WHAT IS REQUIRED — Tally the lines that hold the word "existe" and reply with that figure only.

— START —

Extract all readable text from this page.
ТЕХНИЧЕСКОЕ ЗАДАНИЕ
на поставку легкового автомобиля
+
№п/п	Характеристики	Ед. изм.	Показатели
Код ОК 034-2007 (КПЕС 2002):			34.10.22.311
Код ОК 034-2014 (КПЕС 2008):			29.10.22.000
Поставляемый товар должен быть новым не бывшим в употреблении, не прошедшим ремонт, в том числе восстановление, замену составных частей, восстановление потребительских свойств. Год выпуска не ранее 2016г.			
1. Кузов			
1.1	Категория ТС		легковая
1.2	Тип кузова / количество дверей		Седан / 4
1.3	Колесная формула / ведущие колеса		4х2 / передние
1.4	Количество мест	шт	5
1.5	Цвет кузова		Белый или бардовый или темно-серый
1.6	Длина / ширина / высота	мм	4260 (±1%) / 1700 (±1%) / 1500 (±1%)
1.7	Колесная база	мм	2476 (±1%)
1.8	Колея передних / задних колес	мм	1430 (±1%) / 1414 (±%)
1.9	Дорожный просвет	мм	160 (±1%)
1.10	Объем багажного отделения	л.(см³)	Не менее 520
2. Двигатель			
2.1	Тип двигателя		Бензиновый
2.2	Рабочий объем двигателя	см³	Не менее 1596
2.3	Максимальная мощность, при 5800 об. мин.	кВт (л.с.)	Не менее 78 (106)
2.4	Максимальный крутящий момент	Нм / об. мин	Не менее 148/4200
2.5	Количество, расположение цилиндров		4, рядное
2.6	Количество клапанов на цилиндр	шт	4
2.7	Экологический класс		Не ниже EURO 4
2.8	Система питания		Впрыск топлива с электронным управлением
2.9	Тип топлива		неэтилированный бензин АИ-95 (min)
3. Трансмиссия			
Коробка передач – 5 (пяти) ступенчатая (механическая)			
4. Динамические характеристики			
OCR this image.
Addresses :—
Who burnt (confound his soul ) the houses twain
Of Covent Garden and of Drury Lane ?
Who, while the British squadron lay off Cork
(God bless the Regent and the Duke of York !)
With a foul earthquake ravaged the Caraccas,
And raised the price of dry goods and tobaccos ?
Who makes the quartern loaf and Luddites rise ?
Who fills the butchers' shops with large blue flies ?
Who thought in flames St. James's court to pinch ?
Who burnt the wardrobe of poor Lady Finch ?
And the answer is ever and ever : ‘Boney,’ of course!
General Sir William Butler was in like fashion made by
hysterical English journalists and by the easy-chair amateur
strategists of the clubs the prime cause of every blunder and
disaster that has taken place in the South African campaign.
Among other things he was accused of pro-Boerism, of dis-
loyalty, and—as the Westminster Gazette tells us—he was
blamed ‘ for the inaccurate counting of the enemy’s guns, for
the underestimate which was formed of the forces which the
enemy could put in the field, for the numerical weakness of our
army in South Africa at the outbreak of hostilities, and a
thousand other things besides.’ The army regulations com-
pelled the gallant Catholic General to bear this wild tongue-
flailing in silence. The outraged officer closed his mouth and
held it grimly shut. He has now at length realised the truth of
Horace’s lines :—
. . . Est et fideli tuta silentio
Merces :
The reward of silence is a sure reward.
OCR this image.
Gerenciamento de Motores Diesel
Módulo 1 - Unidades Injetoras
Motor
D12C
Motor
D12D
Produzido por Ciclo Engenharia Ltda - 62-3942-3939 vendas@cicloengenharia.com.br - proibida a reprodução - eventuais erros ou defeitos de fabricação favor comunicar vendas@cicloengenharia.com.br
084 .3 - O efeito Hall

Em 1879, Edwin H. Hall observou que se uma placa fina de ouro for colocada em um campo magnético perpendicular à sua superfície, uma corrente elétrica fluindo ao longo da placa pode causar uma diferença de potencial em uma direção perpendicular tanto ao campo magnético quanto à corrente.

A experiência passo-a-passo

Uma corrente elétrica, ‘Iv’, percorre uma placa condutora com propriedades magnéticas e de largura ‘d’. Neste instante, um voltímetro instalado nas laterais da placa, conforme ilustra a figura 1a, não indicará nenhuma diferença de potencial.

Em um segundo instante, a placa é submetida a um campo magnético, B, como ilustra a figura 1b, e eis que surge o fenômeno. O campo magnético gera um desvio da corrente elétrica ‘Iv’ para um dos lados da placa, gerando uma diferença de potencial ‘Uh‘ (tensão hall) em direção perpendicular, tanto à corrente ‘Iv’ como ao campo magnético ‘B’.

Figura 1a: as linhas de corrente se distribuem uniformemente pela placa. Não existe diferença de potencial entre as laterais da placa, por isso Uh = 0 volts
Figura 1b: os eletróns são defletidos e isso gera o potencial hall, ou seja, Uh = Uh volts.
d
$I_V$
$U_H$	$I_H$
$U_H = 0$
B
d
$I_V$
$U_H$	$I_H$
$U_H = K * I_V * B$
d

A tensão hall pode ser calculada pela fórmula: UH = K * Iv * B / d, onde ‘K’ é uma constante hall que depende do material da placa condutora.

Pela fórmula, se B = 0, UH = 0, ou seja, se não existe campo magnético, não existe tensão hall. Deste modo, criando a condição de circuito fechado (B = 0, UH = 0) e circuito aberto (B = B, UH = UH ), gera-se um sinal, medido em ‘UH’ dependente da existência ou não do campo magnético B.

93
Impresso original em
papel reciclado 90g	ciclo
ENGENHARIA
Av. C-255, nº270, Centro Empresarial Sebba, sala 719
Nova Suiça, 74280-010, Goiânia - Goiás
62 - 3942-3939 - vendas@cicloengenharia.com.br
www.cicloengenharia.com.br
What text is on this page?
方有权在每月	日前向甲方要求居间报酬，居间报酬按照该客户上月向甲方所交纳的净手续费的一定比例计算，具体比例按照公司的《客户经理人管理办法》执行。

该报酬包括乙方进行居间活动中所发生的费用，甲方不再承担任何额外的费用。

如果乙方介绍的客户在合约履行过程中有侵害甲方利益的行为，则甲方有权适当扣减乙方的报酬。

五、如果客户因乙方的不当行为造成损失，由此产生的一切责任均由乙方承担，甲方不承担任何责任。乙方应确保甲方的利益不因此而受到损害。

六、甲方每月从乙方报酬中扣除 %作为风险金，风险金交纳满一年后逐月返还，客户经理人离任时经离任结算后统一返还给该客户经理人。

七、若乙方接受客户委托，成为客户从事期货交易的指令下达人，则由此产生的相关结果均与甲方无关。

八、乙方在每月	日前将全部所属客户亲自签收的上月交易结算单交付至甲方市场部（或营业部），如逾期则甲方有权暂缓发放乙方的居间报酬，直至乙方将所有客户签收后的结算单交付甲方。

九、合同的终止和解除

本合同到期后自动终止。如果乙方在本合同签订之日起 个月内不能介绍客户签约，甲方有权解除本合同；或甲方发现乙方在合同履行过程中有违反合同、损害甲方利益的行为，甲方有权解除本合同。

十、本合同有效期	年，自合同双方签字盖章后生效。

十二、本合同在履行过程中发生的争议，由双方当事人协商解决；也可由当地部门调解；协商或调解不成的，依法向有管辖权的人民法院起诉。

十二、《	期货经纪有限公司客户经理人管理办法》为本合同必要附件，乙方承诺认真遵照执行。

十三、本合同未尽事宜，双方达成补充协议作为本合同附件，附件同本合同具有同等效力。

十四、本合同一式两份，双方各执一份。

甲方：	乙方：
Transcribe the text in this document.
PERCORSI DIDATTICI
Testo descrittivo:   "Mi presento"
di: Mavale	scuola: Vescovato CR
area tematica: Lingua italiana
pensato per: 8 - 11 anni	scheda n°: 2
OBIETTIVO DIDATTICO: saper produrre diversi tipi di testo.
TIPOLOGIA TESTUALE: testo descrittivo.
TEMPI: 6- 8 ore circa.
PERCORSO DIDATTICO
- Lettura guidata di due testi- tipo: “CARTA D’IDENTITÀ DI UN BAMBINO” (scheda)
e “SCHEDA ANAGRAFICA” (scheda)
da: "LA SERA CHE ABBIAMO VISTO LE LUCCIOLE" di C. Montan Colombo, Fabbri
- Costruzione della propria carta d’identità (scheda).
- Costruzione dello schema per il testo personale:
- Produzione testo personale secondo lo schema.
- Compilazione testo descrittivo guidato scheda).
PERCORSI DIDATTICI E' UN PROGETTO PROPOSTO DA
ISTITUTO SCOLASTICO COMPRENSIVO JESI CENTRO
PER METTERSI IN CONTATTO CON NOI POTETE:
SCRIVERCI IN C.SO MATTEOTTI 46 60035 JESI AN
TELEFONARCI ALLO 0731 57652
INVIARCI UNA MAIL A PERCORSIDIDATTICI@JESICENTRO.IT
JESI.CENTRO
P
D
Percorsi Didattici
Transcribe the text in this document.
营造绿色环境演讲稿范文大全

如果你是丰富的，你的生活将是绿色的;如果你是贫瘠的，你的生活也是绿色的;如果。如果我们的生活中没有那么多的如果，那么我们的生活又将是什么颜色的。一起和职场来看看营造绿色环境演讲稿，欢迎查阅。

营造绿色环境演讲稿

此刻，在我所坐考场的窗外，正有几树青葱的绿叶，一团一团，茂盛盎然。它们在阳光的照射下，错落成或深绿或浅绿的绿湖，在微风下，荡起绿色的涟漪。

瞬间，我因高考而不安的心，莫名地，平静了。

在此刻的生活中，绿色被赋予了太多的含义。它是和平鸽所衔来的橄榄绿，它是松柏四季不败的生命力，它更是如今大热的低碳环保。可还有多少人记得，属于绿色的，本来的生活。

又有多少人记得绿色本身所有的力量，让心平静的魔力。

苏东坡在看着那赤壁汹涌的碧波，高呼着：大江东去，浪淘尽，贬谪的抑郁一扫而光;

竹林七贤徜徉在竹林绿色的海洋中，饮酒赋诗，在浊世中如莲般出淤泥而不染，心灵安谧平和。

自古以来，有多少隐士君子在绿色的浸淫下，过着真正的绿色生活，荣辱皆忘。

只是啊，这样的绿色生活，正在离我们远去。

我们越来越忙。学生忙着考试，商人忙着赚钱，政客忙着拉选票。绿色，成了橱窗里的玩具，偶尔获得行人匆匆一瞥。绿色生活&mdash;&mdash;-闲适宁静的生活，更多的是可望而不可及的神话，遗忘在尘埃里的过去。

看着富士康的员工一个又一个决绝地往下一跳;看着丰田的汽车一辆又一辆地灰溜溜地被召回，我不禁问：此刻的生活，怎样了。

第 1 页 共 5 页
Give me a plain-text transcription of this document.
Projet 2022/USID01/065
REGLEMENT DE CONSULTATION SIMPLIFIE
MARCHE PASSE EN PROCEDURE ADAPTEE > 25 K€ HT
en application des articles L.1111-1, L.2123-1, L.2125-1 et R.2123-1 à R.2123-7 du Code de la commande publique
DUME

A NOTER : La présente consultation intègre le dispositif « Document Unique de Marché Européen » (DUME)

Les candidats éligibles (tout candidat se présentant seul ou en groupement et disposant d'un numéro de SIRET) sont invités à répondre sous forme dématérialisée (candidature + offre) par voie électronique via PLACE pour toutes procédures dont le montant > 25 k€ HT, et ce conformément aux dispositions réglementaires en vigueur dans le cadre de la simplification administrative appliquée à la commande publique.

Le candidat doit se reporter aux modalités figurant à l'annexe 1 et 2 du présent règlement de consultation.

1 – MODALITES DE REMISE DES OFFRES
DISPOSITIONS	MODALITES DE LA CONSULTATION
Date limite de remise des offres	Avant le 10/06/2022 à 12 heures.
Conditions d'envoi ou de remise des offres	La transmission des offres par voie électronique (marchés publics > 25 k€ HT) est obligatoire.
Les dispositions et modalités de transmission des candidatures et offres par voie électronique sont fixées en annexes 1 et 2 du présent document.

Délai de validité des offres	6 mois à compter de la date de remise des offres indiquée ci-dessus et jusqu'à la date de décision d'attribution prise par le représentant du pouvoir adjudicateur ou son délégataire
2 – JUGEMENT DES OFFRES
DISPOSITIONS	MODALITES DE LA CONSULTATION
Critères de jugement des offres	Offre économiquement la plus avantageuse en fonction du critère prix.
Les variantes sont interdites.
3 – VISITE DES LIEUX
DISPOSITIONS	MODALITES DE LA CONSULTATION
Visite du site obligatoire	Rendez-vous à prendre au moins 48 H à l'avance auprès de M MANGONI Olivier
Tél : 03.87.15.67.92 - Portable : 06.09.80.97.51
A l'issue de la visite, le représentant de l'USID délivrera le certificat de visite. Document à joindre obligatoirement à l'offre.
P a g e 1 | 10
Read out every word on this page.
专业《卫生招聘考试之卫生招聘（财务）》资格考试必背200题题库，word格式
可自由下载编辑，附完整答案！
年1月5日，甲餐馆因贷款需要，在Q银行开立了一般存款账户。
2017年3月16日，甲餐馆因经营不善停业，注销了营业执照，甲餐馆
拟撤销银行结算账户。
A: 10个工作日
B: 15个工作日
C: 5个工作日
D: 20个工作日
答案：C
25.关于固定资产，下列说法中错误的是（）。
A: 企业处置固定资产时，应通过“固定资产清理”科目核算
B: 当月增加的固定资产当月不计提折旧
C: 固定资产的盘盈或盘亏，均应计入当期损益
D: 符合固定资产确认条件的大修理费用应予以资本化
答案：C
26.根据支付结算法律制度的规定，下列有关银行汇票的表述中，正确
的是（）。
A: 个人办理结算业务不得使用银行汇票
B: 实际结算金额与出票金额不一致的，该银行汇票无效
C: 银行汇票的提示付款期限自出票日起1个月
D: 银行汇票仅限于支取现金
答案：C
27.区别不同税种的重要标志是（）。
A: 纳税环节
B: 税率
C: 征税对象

— END —

WRITTEN RESPONSE — 2